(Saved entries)
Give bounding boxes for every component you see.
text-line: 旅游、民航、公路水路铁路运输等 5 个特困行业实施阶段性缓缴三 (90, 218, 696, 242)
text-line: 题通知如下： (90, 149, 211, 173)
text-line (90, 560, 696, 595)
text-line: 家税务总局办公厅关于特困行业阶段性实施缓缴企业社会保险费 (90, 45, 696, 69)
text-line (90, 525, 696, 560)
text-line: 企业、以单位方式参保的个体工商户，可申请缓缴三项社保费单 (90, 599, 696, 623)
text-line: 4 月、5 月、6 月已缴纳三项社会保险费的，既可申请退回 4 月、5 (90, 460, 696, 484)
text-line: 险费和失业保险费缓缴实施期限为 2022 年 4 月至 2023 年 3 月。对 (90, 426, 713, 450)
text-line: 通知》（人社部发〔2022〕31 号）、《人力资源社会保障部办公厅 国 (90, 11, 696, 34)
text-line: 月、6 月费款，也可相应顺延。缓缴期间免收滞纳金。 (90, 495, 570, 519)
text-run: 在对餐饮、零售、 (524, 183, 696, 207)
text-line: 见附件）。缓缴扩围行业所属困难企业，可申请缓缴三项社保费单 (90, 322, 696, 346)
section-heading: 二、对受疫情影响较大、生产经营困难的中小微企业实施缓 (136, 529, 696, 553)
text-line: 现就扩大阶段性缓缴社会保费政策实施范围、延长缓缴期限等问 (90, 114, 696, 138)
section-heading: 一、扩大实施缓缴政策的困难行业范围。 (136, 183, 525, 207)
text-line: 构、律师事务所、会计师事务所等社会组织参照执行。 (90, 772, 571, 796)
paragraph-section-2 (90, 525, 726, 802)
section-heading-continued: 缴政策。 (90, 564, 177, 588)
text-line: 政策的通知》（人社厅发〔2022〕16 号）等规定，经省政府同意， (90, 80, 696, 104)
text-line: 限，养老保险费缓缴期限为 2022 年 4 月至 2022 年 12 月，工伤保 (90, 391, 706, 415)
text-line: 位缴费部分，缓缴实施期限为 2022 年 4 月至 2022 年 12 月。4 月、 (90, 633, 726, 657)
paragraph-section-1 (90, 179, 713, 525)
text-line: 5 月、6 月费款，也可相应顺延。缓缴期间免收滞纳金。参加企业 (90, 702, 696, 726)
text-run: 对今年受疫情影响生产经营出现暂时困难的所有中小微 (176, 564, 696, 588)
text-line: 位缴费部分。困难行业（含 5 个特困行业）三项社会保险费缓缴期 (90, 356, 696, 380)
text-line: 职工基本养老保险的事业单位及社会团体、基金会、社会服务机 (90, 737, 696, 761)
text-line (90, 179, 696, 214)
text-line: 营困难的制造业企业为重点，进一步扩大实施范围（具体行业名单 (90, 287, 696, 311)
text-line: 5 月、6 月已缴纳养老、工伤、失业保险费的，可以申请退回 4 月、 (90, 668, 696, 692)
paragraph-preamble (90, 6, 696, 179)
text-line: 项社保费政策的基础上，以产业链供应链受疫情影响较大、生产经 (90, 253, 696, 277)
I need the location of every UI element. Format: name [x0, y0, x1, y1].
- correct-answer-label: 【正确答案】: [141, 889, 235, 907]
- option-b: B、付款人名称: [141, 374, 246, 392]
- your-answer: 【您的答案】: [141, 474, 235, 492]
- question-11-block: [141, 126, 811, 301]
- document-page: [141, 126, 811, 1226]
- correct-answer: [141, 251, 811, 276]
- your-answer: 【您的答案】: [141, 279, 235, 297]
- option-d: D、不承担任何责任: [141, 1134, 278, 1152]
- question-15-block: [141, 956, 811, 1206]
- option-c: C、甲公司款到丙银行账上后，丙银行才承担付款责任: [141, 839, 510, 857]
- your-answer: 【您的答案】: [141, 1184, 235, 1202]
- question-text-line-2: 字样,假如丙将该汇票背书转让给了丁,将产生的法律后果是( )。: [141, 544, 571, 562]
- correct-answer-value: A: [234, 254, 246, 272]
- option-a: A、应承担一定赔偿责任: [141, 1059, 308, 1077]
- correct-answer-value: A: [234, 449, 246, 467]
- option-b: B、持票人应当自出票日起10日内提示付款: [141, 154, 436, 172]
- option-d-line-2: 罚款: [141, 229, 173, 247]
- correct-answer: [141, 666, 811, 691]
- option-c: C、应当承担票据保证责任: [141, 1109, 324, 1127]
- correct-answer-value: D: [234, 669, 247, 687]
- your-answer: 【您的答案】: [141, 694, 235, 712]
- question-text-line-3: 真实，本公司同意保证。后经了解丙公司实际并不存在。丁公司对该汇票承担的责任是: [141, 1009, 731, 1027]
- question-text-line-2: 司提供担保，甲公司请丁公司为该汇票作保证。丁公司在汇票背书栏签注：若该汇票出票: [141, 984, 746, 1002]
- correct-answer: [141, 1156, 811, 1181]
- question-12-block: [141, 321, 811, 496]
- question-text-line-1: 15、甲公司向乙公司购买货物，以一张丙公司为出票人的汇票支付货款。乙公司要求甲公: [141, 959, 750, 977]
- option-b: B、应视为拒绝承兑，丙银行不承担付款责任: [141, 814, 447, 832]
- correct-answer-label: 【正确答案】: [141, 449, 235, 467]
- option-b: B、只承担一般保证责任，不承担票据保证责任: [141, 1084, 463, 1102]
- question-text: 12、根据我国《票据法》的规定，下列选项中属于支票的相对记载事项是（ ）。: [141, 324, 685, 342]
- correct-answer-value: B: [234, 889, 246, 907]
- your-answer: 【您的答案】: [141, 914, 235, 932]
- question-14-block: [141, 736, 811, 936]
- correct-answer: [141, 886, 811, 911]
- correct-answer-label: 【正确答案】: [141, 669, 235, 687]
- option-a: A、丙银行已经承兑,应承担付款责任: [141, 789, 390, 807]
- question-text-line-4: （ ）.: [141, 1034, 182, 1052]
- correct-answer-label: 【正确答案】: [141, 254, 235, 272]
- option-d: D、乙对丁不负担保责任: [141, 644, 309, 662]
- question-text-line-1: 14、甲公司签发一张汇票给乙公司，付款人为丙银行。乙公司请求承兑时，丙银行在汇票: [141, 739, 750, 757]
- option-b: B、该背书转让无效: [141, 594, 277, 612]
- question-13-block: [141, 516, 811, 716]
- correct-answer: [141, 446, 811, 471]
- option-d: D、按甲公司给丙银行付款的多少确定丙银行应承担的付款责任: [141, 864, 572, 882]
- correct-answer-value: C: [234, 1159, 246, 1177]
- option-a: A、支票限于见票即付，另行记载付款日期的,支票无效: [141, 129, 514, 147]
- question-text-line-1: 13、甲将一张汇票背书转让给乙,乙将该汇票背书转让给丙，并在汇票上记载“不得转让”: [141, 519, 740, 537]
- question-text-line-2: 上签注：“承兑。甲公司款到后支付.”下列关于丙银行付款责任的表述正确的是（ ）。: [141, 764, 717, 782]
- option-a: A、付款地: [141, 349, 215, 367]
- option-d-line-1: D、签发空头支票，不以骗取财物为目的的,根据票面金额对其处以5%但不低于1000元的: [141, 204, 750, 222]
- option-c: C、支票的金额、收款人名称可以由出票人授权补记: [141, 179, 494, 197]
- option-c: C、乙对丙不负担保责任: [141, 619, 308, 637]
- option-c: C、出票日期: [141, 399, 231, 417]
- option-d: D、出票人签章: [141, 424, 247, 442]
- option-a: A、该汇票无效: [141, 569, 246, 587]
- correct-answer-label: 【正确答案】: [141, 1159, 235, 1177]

## [WHAT IS ASKED]
Rewrite the stretch from the start of the entries through the line containing "text-line: 家税务总局办公厅关于特困行业阶段性实施缓缴企业社会保险费 (90, 45, 696, 69)", replacing "component" with "item" and leaving everything else unchanged.

## [FINAL RESULT]
Give bounding boxes for every item you see.
text-line: 旅游、民航、公路水路铁路运输等 5 个特困行业实施阶段性缓缴三 (90, 218, 696, 242)
text-line: 题通知如下： (90, 149, 211, 173)
text-line (90, 560, 696, 595)
text-line: 家税务总局办公厅关于特困行业阶段性实施缓缴企业社会保险费 (90, 45, 696, 69)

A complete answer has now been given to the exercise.